Instruction:
Recast the part of the listing that opens with the line containing "692, 1115, 698]" and closes with the line containing "783, 1144, 789]" as a Markdown table with the columns Row and Entry. Give each line a row number, and leave out any blank lines.

* * * * * * *

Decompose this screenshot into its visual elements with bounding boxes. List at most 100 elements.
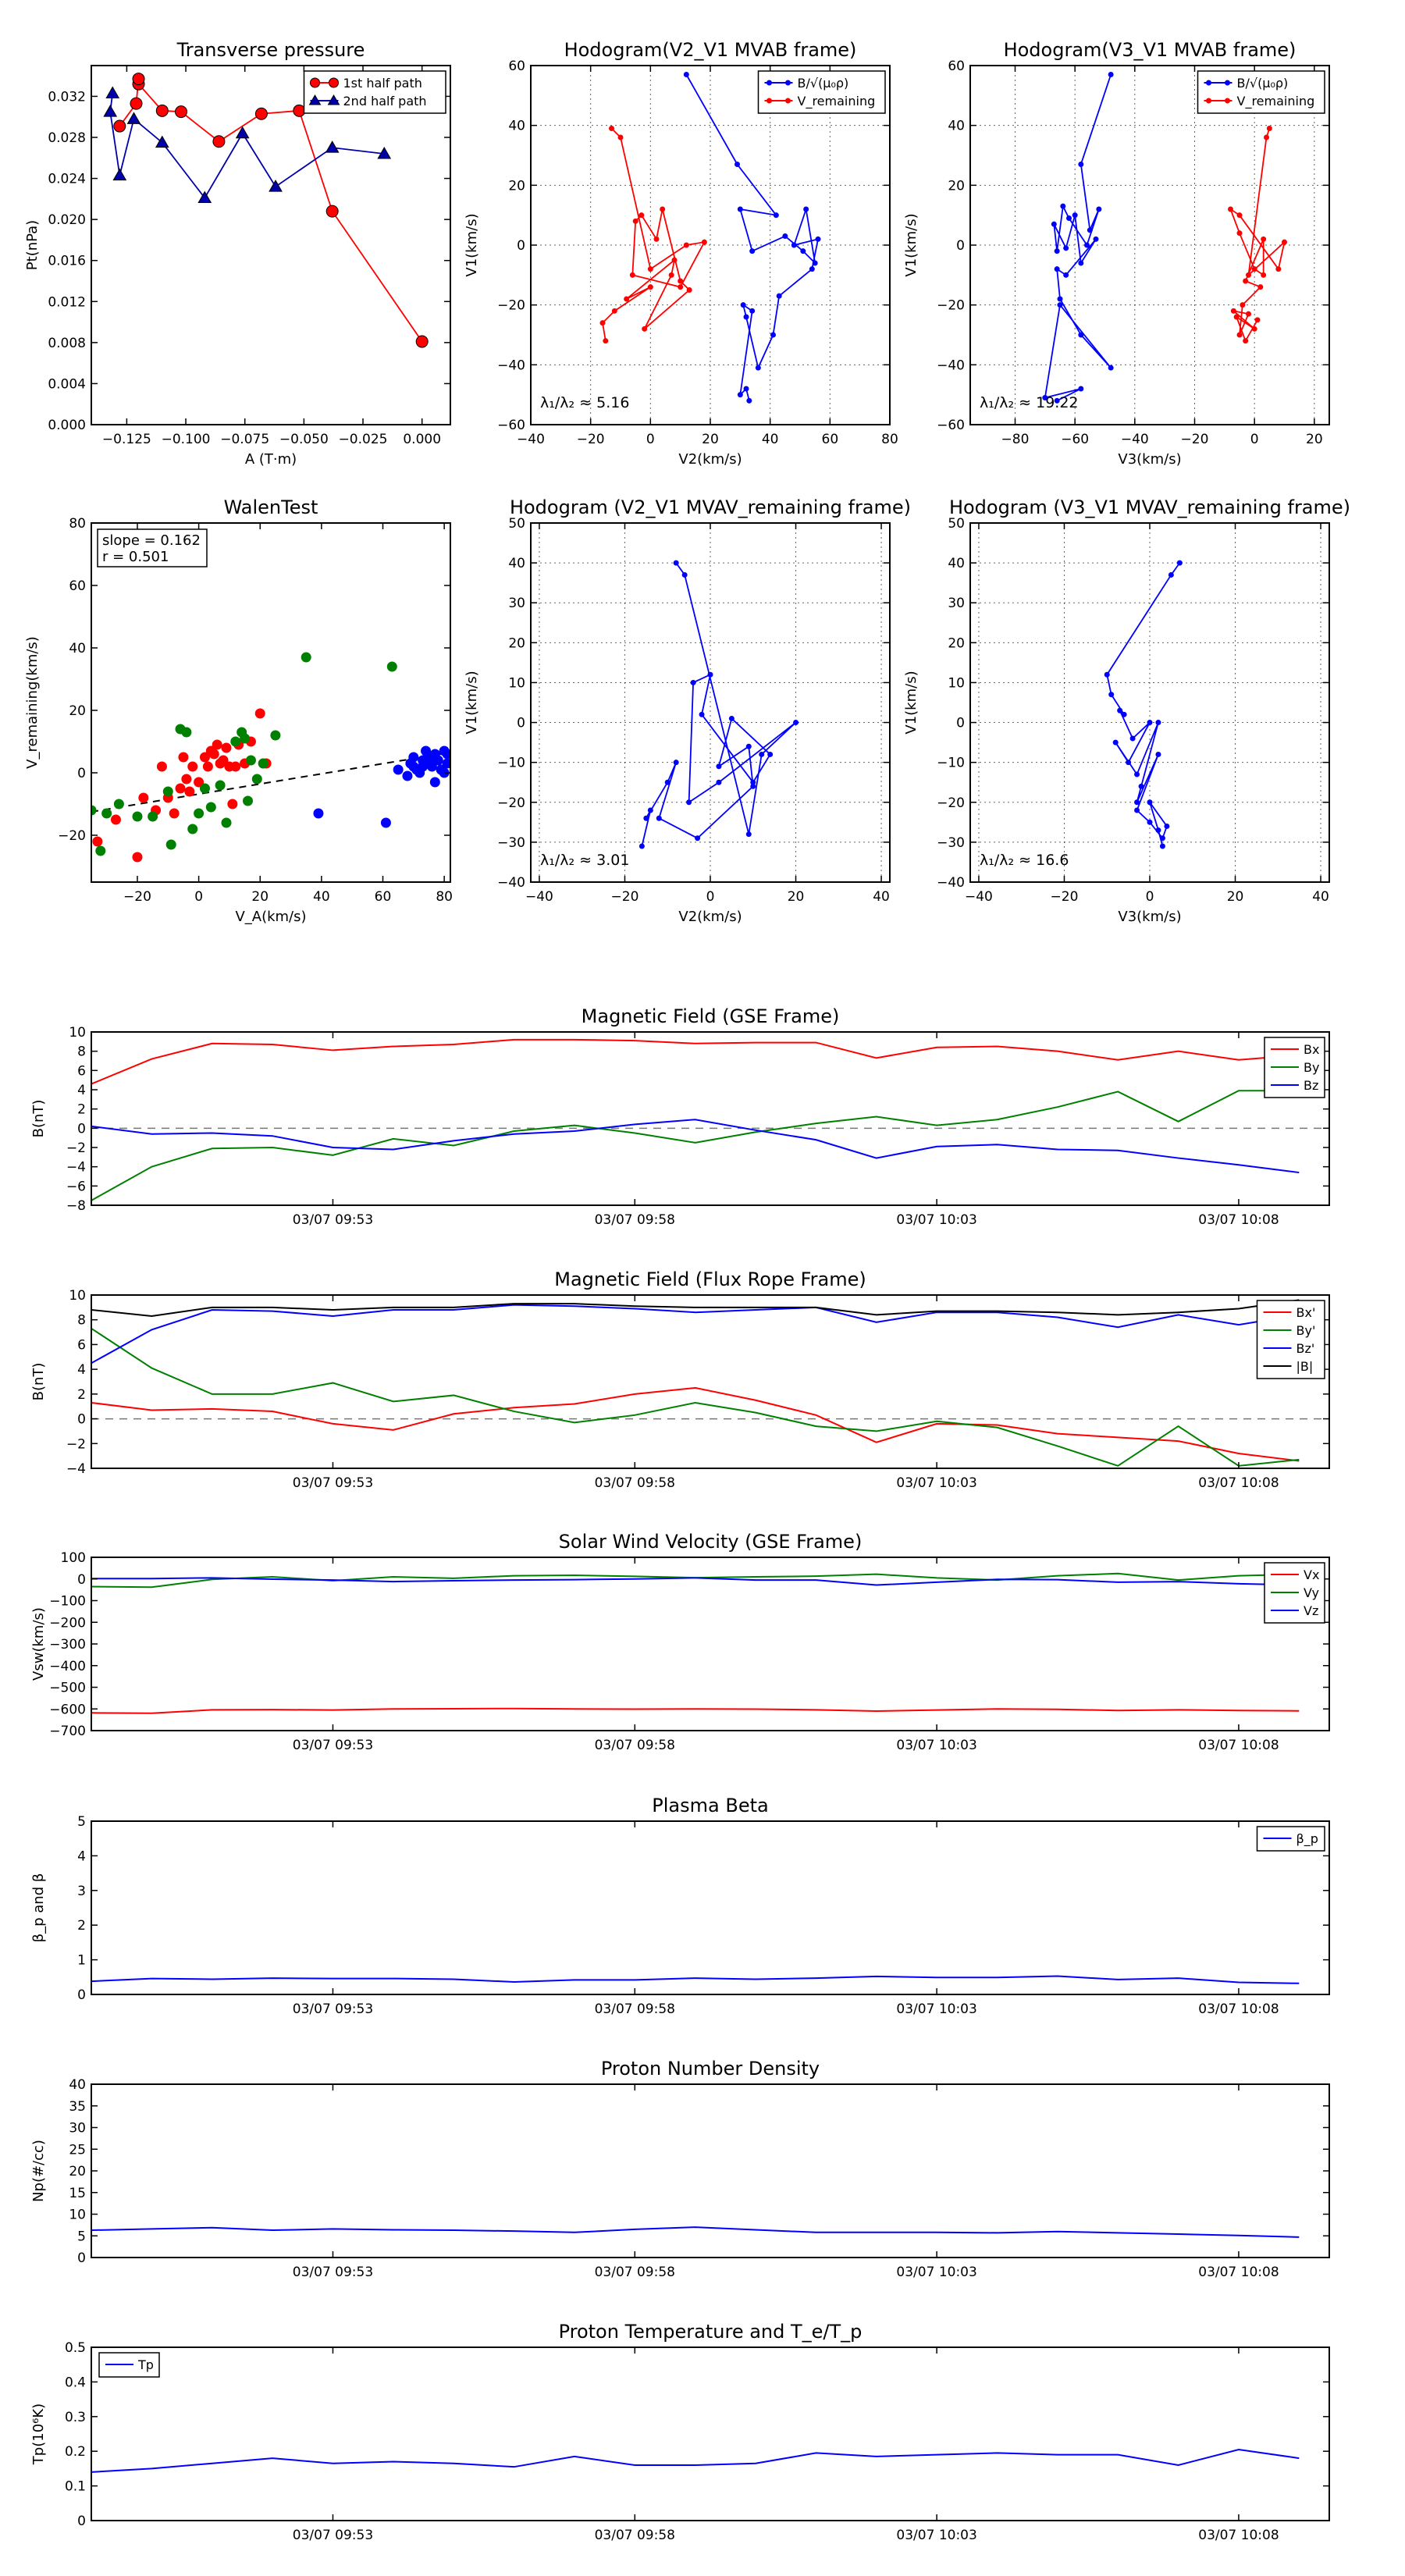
data-point	[1108, 692, 1115, 698]
series-line-2	[91, 1090, 1300, 1201]
x-tick-label: −40	[517, 432, 545, 447]
data-point	[1246, 311, 1251, 317]
x-tick-label: 40	[873, 889, 890, 905]
y-tick-label: 0	[77, 2514, 86, 2529]
stats-text: r = 0.501	[102, 549, 169, 565]
y-tick-label: 0.1	[65, 2479, 86, 2495]
data-point	[95, 845, 106, 856]
legend-marker	[310, 77, 320, 88]
data-point	[1093, 236, 1099, 242]
data-point	[1147, 819, 1153, 825]
data-point	[1057, 296, 1063, 302]
data-point	[1138, 783, 1144, 789]
series-group	[91, 1038, 1300, 1201]
x-tick-label: −20	[611, 889, 639, 905]
series-group	[91, 1572, 1300, 1714]
data-point	[683, 72, 689, 77]
data-point	[105, 86, 120, 98]
data-point	[643, 815, 649, 821]
x-tick-label: 20	[251, 889, 269, 905]
data-point	[113, 799, 124, 809]
x-tick-label: 03/07 10:08	[1198, 1475, 1279, 1491]
data-point	[755, 365, 761, 371]
data-point	[126, 112, 141, 124]
data-point	[673, 760, 679, 766]
plot-area	[91, 1821, 1329, 1994]
y-tick-label: 10	[69, 1288, 86, 1304]
y-tick-label: 40	[508, 119, 525, 134]
data-point	[132, 811, 143, 822]
data-point	[212, 135, 226, 148]
legend-label: Bz	[1304, 1078, 1318, 1093]
data-point	[759, 751, 765, 757]
data-point	[1134, 807, 1140, 813]
x-tick-label: 03/07 10:08	[1198, 2528, 1279, 2543]
x-tick-label: 03/07 09:53	[293, 2528, 373, 2543]
y-tick-label: 0	[77, 1572, 86, 1588]
data-point	[148, 811, 158, 822]
data-point	[647, 266, 653, 272]
y-tick-label: 20	[508, 178, 525, 194]
data-point	[737, 392, 743, 398]
data-point	[745, 831, 752, 838]
chart-title: Hodogram (V3_V1 MVAV_remaining frame)	[949, 496, 1350, 518]
data-point	[749, 308, 756, 314]
data-point	[1078, 162, 1084, 167]
eigen-ratio-annotation: λ₁/λ₂ ≈ 5.16	[540, 394, 629, 411]
y-axis-label: V1(km/s)	[903, 671, 919, 734]
data-point	[1266, 126, 1272, 131]
plot-area	[91, 1557, 1329, 1731]
x-tick-label: −20	[123, 889, 151, 905]
chart-title: Transverse pressure	[176, 39, 365, 61]
data-point	[258, 758, 269, 769]
y-tick-label: 0.008	[48, 336, 86, 351]
legend-label: B/√(μ₀ρ)	[798, 76, 849, 91]
series-line-1	[1106, 562, 1181, 847]
legend: Bx' By' Bz' |B|	[1256, 1300, 1325, 1379]
y-tick-label: −40	[937, 875, 965, 891]
y-tick-label: 20	[69, 703, 86, 719]
series-line-4	[91, 1299, 1300, 1317]
data-point	[690, 679, 696, 685]
y-tick-label: 1	[77, 1953, 86, 1969]
data-point	[1159, 835, 1165, 841]
y-tick-label: 50	[508, 516, 525, 532]
y-tick-label: 2	[77, 1918, 86, 1934]
x-axis-label: V3(km/s)	[1118, 451, 1181, 468]
y-tick-label: 4	[77, 1848, 86, 1864]
y-tick-label: 0.2	[65, 2444, 86, 2460]
x-axis-label: V2(km/s)	[678, 451, 742, 468]
series-line-1	[91, 1038, 1300, 1085]
data-point	[132, 852, 143, 863]
data-point	[112, 168, 127, 181]
legend: Vx Vy Vz	[1264, 1562, 1325, 1624]
x-tick-label: 03/07 10:08	[1198, 2265, 1279, 2280]
data-point	[199, 752, 210, 763]
y-tick-label: 40	[508, 556, 525, 571]
series-group	[91, 2448, 1300, 2473]
y-tick-label: −20	[497, 795, 525, 811]
legend-label: 2nd half path	[343, 94, 427, 109]
series-group	[91, 652, 450, 863]
data-point	[408, 752, 419, 763]
data-point	[1054, 397, 1060, 404]
x-tick-label: 60	[375, 889, 392, 905]
data-point	[235, 126, 250, 139]
data-point	[624, 296, 630, 302]
y-tick-label: 0.028	[48, 130, 86, 146]
y-tick-label: −300	[49, 1637, 86, 1653]
legend-label: Vz	[1304, 1603, 1318, 1618]
data-point	[91, 805, 97, 816]
data-point	[740, 302, 746, 308]
data-point	[1230, 308, 1236, 314]
x-tick-label: −0.125	[102, 432, 151, 447]
y-tick-label: 15	[69, 2186, 86, 2201]
data-point	[1134, 799, 1140, 806]
series-line-1	[91, 1975, 1300, 1984]
data-point	[776, 293, 782, 299]
legend-label: Vx	[1304, 1567, 1319, 1582]
chart-title: Hodogram(V3_V1 MVAB frame)	[1004, 39, 1297, 61]
data-point	[1159, 843, 1165, 849]
data-point	[1054, 266, 1060, 272]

* * * * * * *

Exercise result:
| Row | Entry |
|---|---|
| 1 | data-point	[1108, 692, 1115, 698] |
| 2 | series-line-2	[91, 1090, 1300, 1201] |
| 3 | x-tick-label: −40	[517, 432, 545, 447] |
| 4 | data-point	[1246, 311, 1251, 317] |
| 5 | x-tick-label: 40	[873, 889, 890, 905] |
| 6 | y-tick-label: 0	[77, 2514, 86, 2529] |
| 7 | stats-text: r = 0.501	[102, 549, 169, 565] |
| 8 | y-tick-label: 0.1	[65, 2479, 86, 2495] |
| 9 | data-point	[95, 845, 106, 856] |
| 10 | legend-marker	[310, 77, 320, 88] |
| 11 | data-point	[1093, 236, 1099, 242] |
| 12 | data-point	[1147, 819, 1153, 825] |
| 13 | data-point	[1057, 296, 1063, 302] |
| 14 | data-point	[1138, 783, 1144, 789] |